» Brief
Single out the lines that include the word "color". Copy them.

Figure record extracts
------------

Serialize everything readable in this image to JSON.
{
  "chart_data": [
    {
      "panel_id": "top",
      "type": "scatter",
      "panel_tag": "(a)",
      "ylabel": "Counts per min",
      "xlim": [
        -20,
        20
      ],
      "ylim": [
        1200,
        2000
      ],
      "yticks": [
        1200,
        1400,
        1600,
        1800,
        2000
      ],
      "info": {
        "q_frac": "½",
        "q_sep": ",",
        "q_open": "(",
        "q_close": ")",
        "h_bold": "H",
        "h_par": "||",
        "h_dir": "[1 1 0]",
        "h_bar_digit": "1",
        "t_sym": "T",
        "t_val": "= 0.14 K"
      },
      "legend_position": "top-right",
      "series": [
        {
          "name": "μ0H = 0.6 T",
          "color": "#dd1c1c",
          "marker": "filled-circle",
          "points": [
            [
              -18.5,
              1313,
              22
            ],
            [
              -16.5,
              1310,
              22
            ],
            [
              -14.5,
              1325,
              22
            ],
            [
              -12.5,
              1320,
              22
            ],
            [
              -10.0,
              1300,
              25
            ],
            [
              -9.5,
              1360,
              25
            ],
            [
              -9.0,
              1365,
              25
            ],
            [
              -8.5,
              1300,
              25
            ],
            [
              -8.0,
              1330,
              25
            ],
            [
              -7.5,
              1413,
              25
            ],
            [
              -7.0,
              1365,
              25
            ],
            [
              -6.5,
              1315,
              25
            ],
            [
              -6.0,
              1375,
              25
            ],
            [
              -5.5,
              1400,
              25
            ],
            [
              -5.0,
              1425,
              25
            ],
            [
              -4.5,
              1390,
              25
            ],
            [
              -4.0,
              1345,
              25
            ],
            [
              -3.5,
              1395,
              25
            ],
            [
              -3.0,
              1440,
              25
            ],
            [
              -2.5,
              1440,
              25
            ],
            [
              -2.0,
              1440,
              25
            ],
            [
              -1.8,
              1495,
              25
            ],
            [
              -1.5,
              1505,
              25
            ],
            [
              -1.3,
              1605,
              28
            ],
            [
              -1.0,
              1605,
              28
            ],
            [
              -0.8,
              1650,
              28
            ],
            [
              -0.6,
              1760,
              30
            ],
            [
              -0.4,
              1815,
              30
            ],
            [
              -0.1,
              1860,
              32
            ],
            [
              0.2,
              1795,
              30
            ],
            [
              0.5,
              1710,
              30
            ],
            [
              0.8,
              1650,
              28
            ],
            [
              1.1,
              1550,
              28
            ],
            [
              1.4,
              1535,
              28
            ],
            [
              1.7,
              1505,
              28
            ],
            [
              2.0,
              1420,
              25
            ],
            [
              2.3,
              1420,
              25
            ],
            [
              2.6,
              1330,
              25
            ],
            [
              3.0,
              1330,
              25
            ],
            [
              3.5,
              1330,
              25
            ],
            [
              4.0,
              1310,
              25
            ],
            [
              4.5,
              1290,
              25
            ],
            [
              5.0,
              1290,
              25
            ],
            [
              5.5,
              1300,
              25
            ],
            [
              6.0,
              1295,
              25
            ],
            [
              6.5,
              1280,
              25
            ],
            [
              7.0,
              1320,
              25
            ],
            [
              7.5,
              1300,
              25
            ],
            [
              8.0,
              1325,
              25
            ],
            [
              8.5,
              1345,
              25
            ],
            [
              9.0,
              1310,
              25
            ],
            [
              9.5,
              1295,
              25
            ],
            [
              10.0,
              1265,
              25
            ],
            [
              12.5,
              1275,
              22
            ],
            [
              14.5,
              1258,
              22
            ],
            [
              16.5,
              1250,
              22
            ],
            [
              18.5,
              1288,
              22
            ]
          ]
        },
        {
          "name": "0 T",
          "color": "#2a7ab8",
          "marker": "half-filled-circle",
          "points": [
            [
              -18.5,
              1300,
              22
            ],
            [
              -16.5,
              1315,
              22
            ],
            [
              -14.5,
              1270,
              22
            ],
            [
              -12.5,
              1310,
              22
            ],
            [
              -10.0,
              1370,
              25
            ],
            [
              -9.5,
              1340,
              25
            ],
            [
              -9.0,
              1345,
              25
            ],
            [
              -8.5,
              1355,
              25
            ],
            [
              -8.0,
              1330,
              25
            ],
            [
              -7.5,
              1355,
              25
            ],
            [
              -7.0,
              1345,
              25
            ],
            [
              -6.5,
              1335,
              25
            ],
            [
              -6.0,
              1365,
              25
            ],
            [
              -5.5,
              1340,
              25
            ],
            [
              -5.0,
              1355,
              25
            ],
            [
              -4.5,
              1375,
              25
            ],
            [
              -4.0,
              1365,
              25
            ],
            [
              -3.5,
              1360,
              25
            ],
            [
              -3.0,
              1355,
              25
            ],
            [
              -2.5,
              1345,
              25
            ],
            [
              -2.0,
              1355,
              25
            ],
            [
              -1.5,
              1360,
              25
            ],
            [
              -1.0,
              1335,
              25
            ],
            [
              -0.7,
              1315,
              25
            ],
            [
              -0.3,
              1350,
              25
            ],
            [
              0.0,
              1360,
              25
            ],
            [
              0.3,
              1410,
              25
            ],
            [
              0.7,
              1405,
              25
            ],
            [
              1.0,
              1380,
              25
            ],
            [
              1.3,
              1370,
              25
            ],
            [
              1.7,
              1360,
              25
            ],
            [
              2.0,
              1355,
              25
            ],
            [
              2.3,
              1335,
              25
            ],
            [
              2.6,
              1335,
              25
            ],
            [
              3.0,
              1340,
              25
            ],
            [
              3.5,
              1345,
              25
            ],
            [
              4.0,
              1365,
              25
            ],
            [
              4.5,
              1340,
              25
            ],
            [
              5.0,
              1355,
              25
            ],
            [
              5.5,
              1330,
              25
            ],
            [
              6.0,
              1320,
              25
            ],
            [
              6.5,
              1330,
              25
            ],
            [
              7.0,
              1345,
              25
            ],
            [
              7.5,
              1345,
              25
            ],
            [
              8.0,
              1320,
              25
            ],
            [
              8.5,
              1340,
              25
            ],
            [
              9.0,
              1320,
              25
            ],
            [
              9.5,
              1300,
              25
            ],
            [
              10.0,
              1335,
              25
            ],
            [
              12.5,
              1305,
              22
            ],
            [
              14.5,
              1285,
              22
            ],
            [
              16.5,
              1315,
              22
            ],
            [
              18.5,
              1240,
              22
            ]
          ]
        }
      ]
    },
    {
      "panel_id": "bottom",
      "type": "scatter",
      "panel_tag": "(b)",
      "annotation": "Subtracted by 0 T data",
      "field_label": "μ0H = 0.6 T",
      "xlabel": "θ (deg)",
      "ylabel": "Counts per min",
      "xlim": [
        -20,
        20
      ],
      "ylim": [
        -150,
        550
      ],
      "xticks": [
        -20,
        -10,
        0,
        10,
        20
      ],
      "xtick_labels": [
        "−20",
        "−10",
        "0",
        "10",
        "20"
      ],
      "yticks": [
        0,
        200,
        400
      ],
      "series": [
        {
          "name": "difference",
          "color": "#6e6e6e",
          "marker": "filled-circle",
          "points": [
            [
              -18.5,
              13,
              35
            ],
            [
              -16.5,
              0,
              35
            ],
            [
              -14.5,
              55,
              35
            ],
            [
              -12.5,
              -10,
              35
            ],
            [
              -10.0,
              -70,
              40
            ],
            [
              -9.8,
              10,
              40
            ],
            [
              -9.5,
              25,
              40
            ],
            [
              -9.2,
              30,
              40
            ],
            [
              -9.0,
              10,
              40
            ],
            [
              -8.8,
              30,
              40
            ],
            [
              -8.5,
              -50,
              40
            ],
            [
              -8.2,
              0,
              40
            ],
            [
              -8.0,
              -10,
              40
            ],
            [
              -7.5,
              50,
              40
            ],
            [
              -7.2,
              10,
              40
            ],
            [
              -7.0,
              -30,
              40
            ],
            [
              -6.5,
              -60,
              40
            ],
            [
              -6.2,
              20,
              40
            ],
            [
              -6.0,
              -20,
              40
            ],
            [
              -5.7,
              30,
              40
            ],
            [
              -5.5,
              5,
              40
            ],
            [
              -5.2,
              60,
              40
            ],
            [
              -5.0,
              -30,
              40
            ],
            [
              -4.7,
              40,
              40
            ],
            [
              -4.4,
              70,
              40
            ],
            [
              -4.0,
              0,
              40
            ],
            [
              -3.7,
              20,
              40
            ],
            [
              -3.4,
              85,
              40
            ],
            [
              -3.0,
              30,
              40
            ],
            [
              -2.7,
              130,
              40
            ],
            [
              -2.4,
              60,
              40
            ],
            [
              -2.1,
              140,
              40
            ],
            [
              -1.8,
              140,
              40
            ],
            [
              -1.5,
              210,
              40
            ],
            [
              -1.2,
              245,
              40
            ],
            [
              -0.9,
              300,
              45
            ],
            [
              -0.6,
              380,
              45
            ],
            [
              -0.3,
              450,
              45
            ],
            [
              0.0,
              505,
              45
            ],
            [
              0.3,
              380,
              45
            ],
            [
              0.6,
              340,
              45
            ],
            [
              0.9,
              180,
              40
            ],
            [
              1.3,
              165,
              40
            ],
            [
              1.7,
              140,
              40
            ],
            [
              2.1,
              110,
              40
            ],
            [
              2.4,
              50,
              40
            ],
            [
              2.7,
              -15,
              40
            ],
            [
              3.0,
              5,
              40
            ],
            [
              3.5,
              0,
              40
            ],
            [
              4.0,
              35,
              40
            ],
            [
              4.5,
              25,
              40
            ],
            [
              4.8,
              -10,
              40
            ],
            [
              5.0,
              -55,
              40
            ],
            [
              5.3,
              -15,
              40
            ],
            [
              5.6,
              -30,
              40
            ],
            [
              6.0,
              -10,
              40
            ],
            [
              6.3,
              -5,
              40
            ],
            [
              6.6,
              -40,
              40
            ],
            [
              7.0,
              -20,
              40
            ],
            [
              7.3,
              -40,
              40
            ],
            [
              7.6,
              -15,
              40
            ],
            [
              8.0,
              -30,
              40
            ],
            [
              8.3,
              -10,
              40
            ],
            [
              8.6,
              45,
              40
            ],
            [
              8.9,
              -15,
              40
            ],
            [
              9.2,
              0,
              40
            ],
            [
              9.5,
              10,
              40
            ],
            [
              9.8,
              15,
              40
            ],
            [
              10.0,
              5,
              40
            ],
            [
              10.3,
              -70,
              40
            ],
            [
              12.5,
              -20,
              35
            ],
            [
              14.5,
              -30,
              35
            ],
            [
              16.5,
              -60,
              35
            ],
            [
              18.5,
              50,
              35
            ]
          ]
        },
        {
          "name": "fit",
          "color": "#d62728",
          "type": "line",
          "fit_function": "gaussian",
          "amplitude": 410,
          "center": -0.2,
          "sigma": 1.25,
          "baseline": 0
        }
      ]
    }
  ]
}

------------

» Task result
          "color": "#dd1c1c",
          "color": "#2a7ab8",
          "color": "#6e6e6e",
          "color": "#d62728",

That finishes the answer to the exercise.